# Problem requirements
Copy the data that follows, character for character, minus the pictures.

[Dataset excerpts]
++++++++++++++++++++

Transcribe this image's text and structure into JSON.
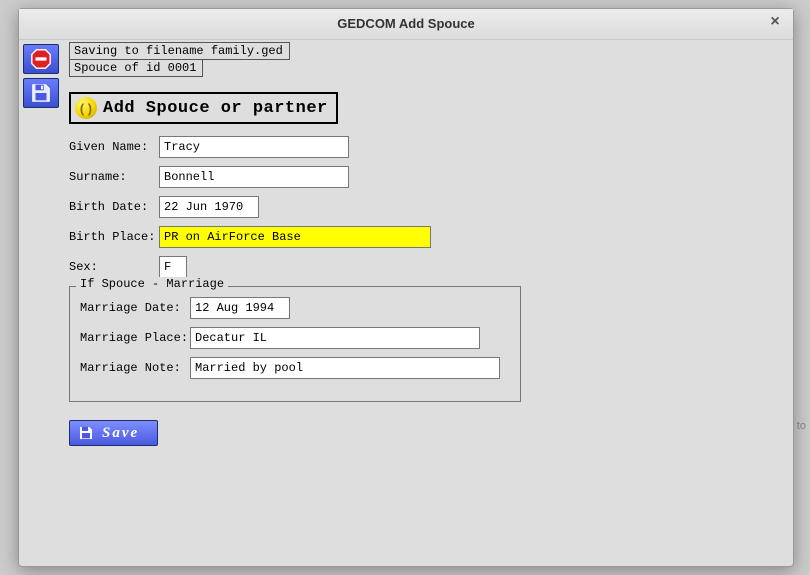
{
  "window": {
    "title": "GEDCOM Add Spouce"
  },
  "status": {
    "line1": "Saving to filename family.ged",
    "line2": "Spouce of id 0001"
  },
  "section_header": "Add Spouce or partner",
  "labels": {
    "given_name": "Given Name:",
    "surname": "Surname:",
    "birth_date": "Birth Date:",
    "birth_place": "Birth Place:",
    "sex": "Sex:",
    "legend": "If Spouce - Marriage",
    "marriage_date": "Marriage Date:",
    "marriage_place": "Marriage Place:",
    "marriage_note": "Marriage Note:"
  },
  "values": {
    "given_name": "Tracy",
    "surname": "Bonnell",
    "birth_date": "22 Jun 1970",
    "birth_place": "PR on AirForce Base",
    "sex": "F",
    "marriage_date": "12 Aug 1994",
    "marriage_place": "Decatur IL",
    "marriage_note": "Married by pool"
  },
  "buttons": {
    "save": "Save"
  },
  "bg": {
    "frag1": "ke it's supposed to"
  }
}
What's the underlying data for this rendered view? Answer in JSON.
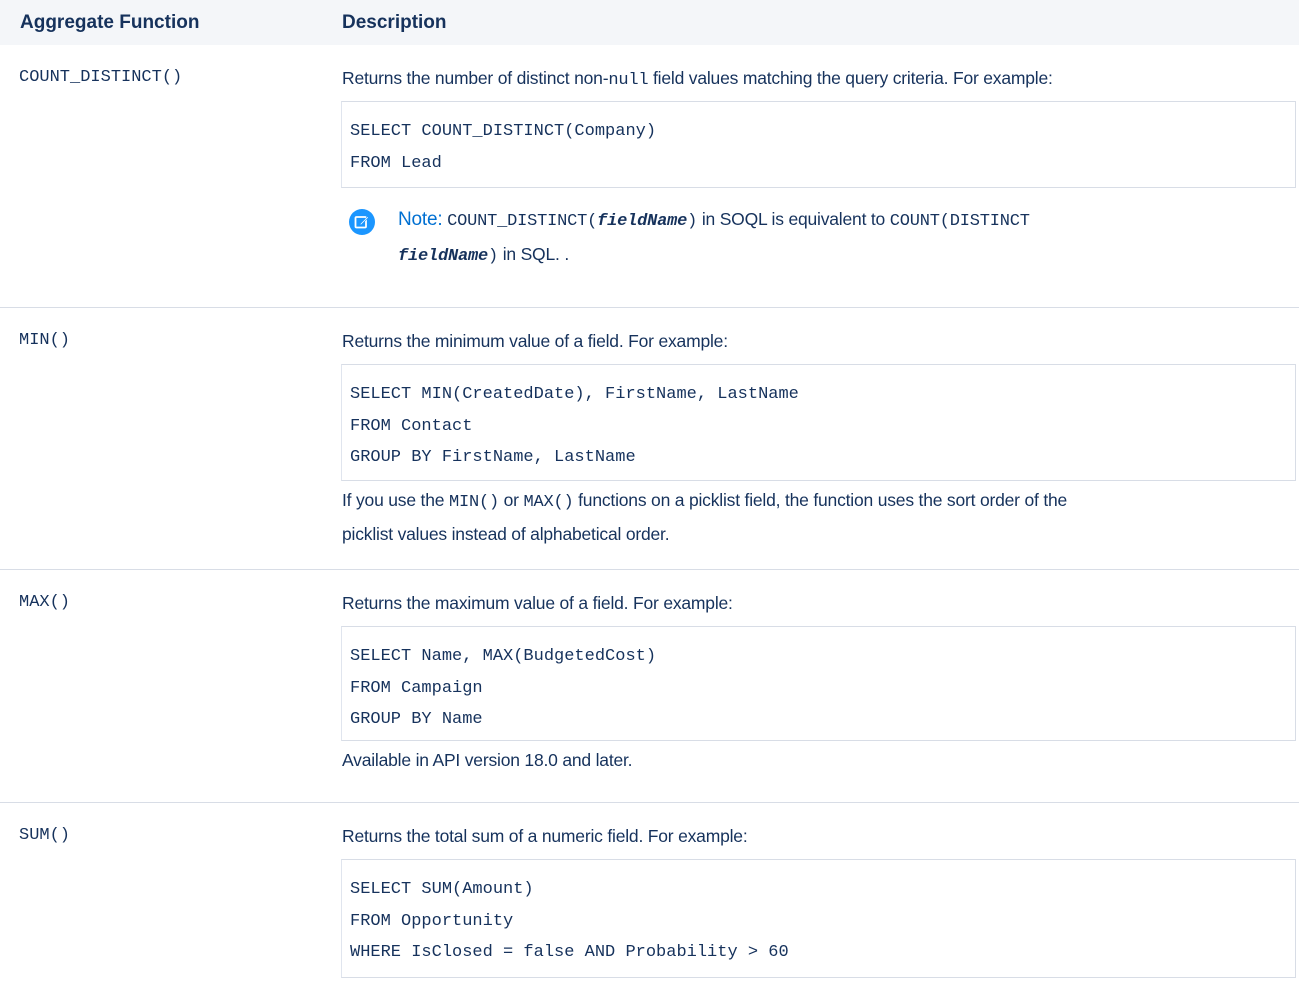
{
  "header": {
    "col_function": "Aggregate Function",
    "col_description": "Description"
  },
  "rows": [
    {
      "function": "COUNT_DISTINCT()",
      "intro": "Returns the number of distinct non-",
      "intro_code": "null",
      "intro_tail": " field values matching the query criteria. For example:",
      "code": [
        "SELECT COUNT_DISTINCT(Company)",
        "FROM Lead"
      ],
      "note": {
        "label": "Note:",
        "p1_code": "COUNT_DISTINCT(",
        "p1_arg": "fieldName",
        "p1_close": ")",
        "p1_text": " in SOQL is equivalent to ",
        "p1_code2": "COUNT(DISTINCT",
        "p2_arg": "fieldName",
        "p2_close": ")",
        "p2_text": " in SQL. ."
      }
    },
    {
      "function": "MIN()",
      "intro": "Returns the minimum value of a field. For example:",
      "code": [
        "SELECT MIN(CreatedDate), FirstName, LastName",
        "FROM Contact",
        "GROUP BY FirstName, LastName"
      ],
      "after_1a": "If you use the ",
      "after_1_code1": "MIN()",
      "after_1b": " or ",
      "after_1_code2": "MAX()",
      "after_1c": " functions on a picklist field, the function uses the sort order of the",
      "after_2": "picklist values instead of alphabetical order."
    },
    {
      "function": "MAX()",
      "intro": "Returns the maximum value of a field. For example:",
      "code": [
        "SELECT Name, MAX(BudgetedCost)",
        "FROM Campaign",
        "GROUP BY Name"
      ],
      "after": "Available in API version 18.0 and later."
    },
    {
      "function": "SUM()",
      "intro": "Returns the total sum of a numeric field. For example:",
      "code": [
        "SELECT SUM(Amount)",
        "FROM Opportunity",
        "WHERE IsClosed = false AND Probability > 60"
      ]
    }
  ],
  "colors": {
    "text": "#16325c",
    "header_bg": "#f4f6f9",
    "border": "#d8dde6",
    "note_accent": "#0070d2",
    "note_icon": "#1b96ff"
  },
  "icons": {
    "note": "edit-note-icon"
  }
}
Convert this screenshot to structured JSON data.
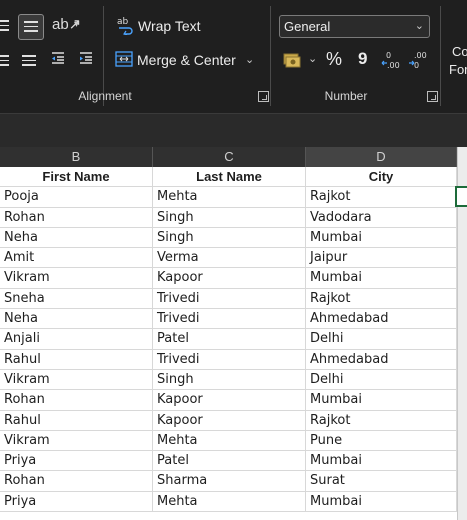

++++++++++++++++++++

# Solution below
Transcribe this image's text and structure into JSON.
{
  "window": {
    "title": "GEDCOM Add Spouce"
  },
  "status": {
    "line1": "Saving to filename family.ged",
    "line2": "Spouce of id 0001"
  },
  "section_header": "Add Spouce or partner",
  "labels": {
    "given_name": "Given Name:",
    "surname": "Surname:",
    "birth_date": "Birth Date:",
    "birth_place": "Birth Place:",
    "sex": "Sex:",
    "legend": "If Spouce - Marriage",
    "marriage_date": "Marriage Date:",
    "marriage_place": "Marriage Place:",
    "marriage_note": "Marriage Note:"
  },
  "values": {
    "given_name": "Tracy",
    "surname": "Bonnell",
    "birth_date": "22 Jun 1970",
    "birth_place": "PR on AirForce Base",
    "sex": "F",
    "marriage_date": "12 Aug 1994",
    "marriage_place": "Decatur IL",
    "marriage_note": "Married by pool"
  },
  "buttons": {
    "save": "Save"
  },
  "bg": {
    "frag1": "ke it's supposed to"
  }
}
What's the underlying data for this rendered view? Answer in JSON.
{
  "header": {
    "col_function": "Aggregate Function",
    "col_description": "Description"
  },
  "rows": [
    {
      "function": "COUNT_DISTINCT()",
      "intro": "Returns the number of distinct non-",
      "intro_code": "null",
      "intro_tail": " field values matching the query criteria. For example:",
      "code": [
        "SELECT COUNT_DISTINCT(Company)",
        "FROM Lead"
      ],
      "note": {
        "label": "Note:",
        "p1_code": "COUNT_DISTINCT(",
        "p1_arg": "fieldName",
        "p1_close": ")",
        "p1_text": " in SOQL is equivalent to ",
        "p1_code2": "COUNT(DISTINCT",
        "p2_arg": "fieldName",
        "p2_close": ")",
        "p2_text": " in SQL. ."
      }
    },
    {
      "function": "MIN()",
      "intro": "Returns the minimum value of a field. For example:",
      "code": [
        "SELECT MIN(CreatedDate), FirstName, LastName",
        "FROM Contact",
        "GROUP BY FirstName, LastName"
      ],
      "after_1a": "If you use the ",
      "after_1_code1": "MIN()",
      "after_1b": " or ",
      "after_1_code2": "MAX()",
      "after_1c": " functions on a picklist field, the function uses the sort order of the",
      "after_2": "picklist values instead of alphabetical order."
    },
    {
      "function": "MAX()",
      "intro": "Returns the maximum value of a field. For example:",
      "code": [
        "SELECT Name, MAX(BudgetedCost)",
        "FROM Campaign",
        "GROUP BY Name"
      ],
      "after": "Available in API version 18.0 and later."
    },
    {
      "function": "SUM()",
      "intro": "Returns the total sum of a numeric field. For example:",
      "code": [
        "SELECT SUM(Amount)",
        "FROM Opportunity",
        "WHERE IsClosed = false AND Probability > 60"
      ]
    }
  ],
  "colors": {
    "text": "#16325c",
    "header_bg": "#f4f6f9",
    "border": "#d8dde6",
    "note_accent": "#0070d2",
    "note_icon": "#1b96ff"
  },
  "icons": {
    "note": "edit-note-icon"
  }
}
Convert this screenshot to structured JSON data.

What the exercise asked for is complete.